(Saved entries)
## BEGIN

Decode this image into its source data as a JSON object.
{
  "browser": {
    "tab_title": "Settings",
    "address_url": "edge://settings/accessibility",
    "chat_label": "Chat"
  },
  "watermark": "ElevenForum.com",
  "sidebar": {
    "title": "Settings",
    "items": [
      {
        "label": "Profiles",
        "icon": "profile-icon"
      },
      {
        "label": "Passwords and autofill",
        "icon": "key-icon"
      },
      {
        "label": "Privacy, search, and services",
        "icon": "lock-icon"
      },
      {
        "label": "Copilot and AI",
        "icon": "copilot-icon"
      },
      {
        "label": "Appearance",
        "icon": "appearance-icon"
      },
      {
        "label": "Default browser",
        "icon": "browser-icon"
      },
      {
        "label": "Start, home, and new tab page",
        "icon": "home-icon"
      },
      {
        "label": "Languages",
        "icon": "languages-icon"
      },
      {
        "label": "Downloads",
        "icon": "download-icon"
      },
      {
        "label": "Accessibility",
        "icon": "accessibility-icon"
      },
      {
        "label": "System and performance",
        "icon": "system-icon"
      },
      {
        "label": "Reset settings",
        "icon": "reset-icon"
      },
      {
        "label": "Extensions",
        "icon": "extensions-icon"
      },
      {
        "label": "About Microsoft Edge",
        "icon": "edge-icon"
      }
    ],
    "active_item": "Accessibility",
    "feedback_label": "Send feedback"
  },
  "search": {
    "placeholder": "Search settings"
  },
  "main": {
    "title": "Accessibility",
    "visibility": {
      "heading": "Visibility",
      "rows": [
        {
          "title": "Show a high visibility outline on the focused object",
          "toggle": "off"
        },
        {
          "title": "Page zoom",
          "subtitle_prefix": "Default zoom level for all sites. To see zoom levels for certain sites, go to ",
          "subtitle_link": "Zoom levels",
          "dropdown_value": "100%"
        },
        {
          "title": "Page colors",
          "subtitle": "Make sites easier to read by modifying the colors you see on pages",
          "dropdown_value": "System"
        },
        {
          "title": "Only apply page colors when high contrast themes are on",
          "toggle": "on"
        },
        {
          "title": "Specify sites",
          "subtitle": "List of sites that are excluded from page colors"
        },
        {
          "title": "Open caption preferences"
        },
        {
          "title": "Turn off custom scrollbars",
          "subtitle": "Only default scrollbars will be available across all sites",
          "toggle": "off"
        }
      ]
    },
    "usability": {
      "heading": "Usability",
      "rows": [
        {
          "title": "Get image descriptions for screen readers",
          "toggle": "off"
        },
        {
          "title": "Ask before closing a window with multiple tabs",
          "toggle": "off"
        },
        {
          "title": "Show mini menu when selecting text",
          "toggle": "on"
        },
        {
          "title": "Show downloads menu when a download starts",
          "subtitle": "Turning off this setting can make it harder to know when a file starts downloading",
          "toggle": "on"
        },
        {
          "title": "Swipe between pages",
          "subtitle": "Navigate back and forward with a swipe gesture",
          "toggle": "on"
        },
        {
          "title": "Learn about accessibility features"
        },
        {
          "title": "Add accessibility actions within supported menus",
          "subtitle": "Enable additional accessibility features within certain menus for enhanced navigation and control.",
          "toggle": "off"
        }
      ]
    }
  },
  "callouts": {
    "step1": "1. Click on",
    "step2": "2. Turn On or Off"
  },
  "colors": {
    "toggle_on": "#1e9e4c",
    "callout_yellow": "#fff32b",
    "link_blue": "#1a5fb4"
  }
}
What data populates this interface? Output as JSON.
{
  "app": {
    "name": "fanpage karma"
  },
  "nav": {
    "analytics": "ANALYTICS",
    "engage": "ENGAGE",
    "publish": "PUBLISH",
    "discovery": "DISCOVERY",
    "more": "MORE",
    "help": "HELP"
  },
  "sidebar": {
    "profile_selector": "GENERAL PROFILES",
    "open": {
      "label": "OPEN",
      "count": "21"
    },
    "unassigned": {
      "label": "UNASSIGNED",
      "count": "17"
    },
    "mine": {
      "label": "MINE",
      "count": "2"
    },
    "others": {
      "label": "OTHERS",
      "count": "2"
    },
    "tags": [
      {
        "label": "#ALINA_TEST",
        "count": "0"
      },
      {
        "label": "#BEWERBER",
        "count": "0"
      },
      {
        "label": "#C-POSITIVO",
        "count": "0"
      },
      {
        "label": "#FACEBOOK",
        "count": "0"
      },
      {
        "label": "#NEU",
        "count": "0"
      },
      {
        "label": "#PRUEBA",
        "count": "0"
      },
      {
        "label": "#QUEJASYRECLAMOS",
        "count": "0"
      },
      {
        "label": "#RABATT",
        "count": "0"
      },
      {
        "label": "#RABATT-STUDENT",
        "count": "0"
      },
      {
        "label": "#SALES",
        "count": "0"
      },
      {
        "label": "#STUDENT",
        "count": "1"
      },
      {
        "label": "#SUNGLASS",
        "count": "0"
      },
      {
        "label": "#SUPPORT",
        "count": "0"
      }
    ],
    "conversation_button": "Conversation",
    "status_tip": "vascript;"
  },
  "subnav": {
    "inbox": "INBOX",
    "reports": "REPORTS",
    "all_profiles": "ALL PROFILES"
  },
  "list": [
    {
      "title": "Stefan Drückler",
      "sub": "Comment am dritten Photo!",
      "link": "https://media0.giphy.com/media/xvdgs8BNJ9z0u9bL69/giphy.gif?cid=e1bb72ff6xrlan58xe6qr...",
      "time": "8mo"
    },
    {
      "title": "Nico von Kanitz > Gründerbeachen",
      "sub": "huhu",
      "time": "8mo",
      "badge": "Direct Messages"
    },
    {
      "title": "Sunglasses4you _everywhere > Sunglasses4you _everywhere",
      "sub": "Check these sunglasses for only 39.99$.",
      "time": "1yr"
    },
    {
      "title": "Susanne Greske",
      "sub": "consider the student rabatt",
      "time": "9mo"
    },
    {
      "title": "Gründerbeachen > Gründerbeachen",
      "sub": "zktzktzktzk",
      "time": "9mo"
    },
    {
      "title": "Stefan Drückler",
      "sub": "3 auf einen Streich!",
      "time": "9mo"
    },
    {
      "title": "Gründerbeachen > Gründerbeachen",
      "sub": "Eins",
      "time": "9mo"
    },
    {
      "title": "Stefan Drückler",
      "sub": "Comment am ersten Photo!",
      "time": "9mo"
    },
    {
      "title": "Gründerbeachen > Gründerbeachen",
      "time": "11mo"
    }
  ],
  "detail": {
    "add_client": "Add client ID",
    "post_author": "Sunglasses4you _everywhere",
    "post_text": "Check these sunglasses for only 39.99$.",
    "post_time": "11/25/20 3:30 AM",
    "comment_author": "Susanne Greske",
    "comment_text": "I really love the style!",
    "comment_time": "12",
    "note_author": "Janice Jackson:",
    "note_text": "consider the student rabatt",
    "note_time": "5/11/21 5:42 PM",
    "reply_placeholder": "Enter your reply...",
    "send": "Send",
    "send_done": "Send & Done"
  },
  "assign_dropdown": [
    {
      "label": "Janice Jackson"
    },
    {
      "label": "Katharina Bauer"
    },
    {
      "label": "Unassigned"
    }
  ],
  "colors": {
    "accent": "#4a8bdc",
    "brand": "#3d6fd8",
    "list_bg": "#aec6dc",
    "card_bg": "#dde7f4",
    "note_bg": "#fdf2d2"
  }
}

## END
## BEGIN

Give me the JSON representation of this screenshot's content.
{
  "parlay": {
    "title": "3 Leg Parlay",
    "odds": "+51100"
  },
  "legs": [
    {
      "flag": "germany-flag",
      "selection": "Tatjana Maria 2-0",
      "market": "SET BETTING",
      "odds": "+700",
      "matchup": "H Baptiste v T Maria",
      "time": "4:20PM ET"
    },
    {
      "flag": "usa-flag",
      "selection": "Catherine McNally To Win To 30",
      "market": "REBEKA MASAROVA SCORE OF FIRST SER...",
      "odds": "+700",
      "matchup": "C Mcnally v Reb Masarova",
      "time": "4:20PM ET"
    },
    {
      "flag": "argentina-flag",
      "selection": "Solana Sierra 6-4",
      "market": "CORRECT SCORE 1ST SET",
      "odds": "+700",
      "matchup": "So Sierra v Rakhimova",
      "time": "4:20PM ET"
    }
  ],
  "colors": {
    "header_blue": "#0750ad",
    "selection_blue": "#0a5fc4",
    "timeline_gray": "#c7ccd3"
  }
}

## END

Look through the entries and work out how many lines have the word "pages" in them; reply with that number only.

2